DESCRIPTION OF THE TASK
Reproduce the listing below exactly. Pictures do not belong in the copy.

AVAILABLE RECORDS
----------------------------------------

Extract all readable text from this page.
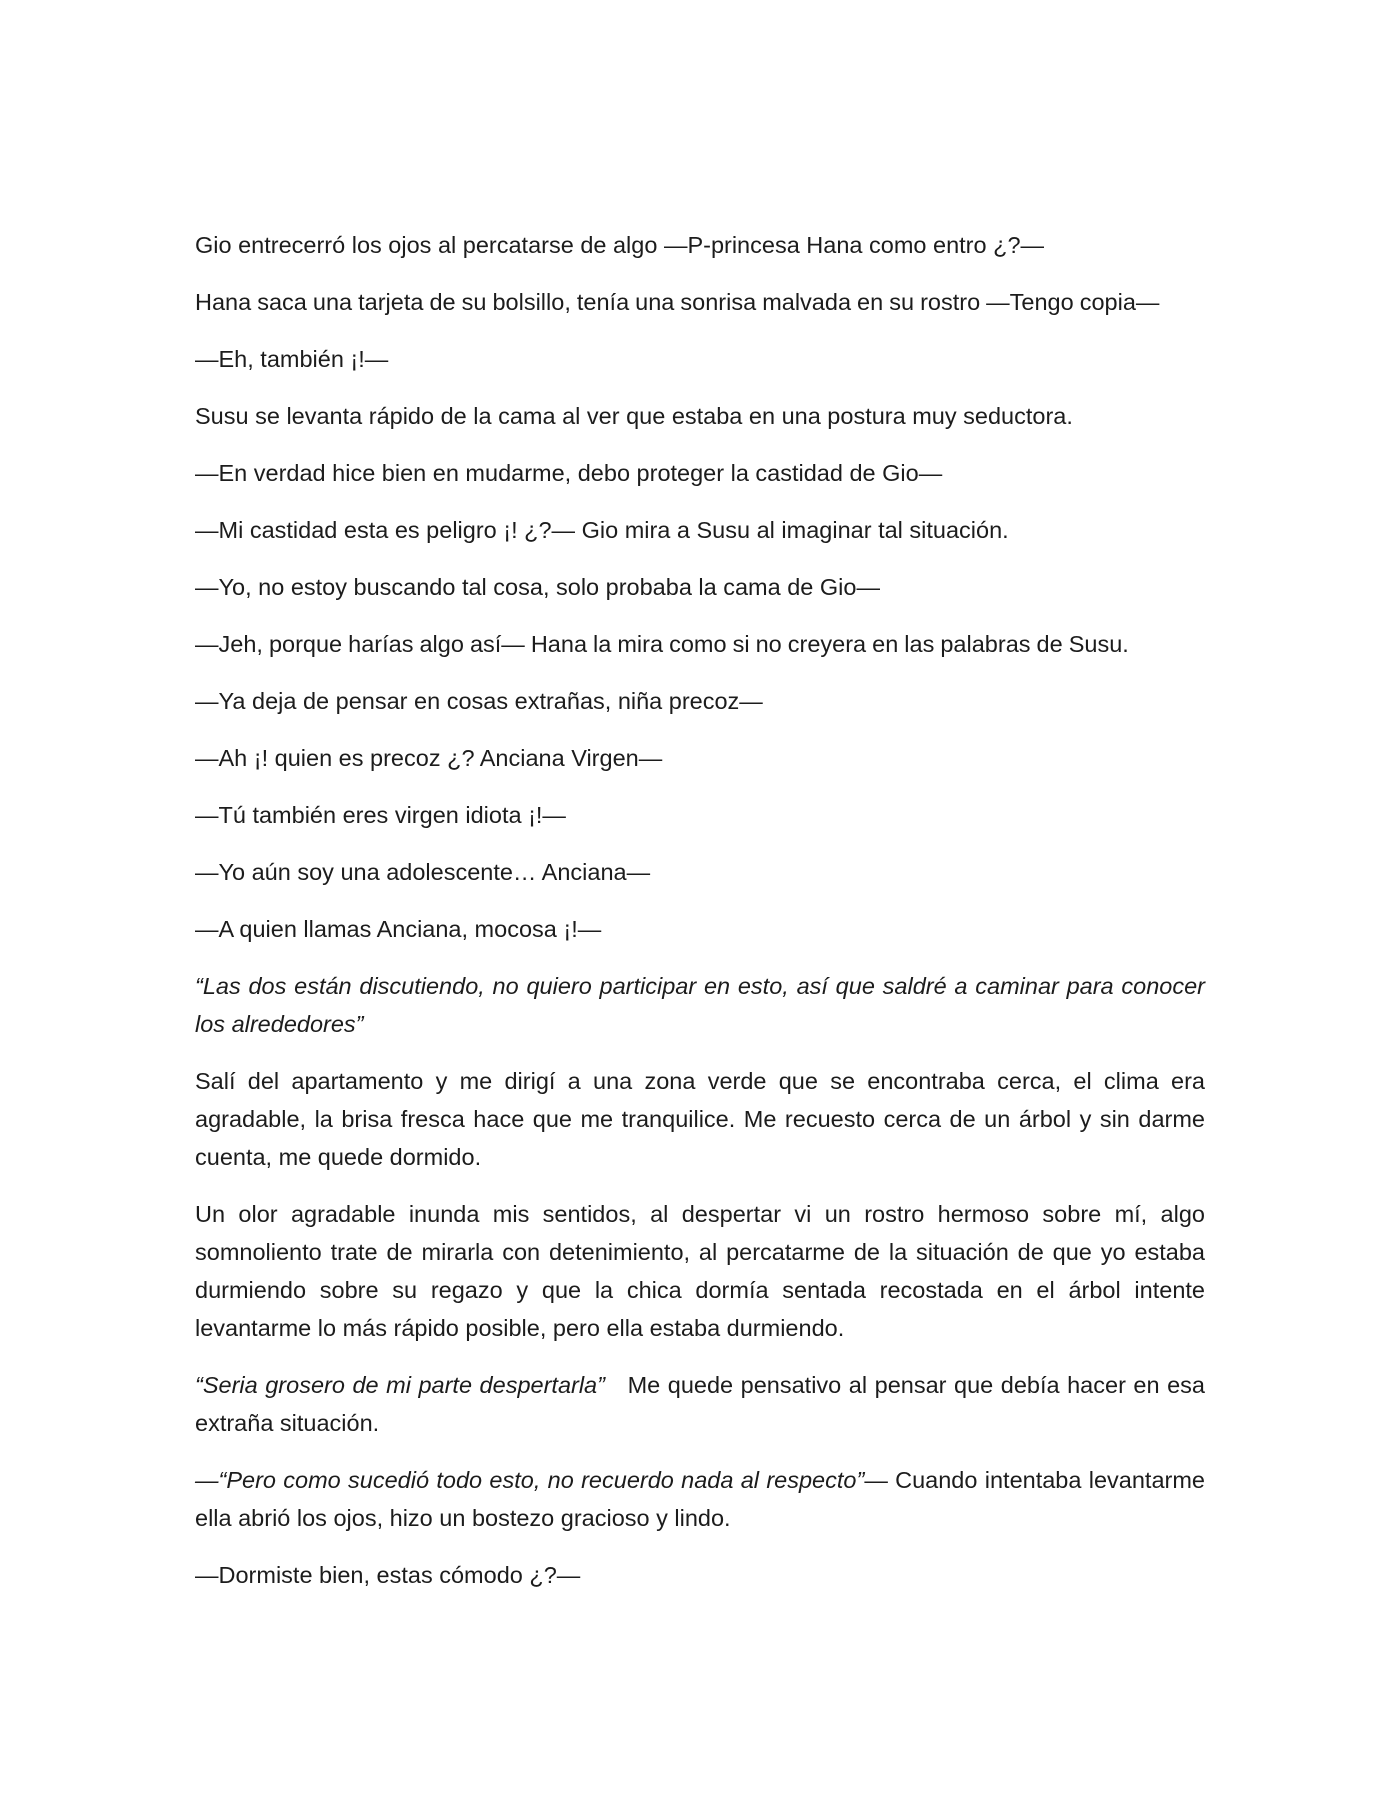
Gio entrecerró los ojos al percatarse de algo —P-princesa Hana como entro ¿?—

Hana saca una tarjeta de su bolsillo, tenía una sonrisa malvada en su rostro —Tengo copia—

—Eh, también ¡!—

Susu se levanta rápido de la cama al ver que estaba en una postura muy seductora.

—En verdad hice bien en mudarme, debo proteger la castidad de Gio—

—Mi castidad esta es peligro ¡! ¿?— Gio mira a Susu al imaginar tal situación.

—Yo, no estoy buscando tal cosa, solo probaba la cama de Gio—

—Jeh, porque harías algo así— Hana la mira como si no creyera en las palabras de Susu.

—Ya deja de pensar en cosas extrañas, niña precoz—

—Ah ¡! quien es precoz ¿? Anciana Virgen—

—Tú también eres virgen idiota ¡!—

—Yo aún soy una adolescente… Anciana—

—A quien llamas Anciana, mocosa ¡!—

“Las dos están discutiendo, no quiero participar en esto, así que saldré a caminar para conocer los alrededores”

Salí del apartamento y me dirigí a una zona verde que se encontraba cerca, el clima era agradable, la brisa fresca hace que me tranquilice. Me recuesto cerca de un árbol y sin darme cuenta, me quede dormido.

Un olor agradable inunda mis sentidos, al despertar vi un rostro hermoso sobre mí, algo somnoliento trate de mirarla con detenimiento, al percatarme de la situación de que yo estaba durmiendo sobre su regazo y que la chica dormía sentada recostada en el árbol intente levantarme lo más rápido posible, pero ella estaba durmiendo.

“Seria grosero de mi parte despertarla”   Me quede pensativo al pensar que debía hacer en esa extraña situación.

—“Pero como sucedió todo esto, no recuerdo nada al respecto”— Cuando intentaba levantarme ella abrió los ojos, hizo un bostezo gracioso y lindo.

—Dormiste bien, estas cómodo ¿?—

----------------------------------------

OUTPUT OF THE EXERCISE
Extract all readable text from this page.
Gio entrecerró los ojos al percatarse de algo —P-princesa Hana como entro ¿?—

Hana saca una tarjeta de su bolsillo, tenía una sonrisa malvada en su rostro —Tengo copia—

—Eh, también ¡!—

Susu se levanta rápido de la cama al ver que estaba en una postura muy seductora.

—En verdad hice bien en mudarme, debo proteger la castidad de Gio—

—Mi castidad esta es peligro ¡! ¿?— Gio mira a Susu al imaginar tal situación.

—Yo, no estoy buscando tal cosa, solo probaba la cama de Gio—

—Jeh, porque harías algo así— Hana la mira como si no creyera en las palabras de Susu.

—Ya deja de pensar en cosas extrañas, niña precoz—

—Ah ¡! quien es precoz ¿? Anciana Virgen—

—Tú también eres virgen idiota ¡!—

—Yo aún soy una adolescente… Anciana—

—A quien llamas Anciana, mocosa ¡!—

“Las dos están discutiendo, no quiero participar en esto, así que saldré a caminar para conocer los alrededores”

Salí del apartamento y me dirigí a una zona verde que se encontraba cerca, el clima era agradable, la brisa fresca hace que me tranquilice. Me recuesto cerca de un árbol y sin darme cuenta, me quede dormido.

Un olor agradable inunda mis sentidos, al despertar vi un rostro hermoso sobre mí, algo somnoliento trate de mirarla con detenimiento, al percatarme de la situación de que yo estaba durmiendo sobre su regazo y que la chica dormía sentada recostada en el árbol intente levantarme lo más rápido posible, pero ella estaba durmiendo.

“Seria grosero de mi parte despertarla”   Me quede pensativo al pensar que debía hacer en esa extraña situación.

—“Pero como sucedió todo esto, no recuerdo nada al respecto”— Cuando intentaba levantarme ella abrió los ojos, hizo un bostezo gracioso y lindo.

—Dormiste bien, estas cómodo ¿?—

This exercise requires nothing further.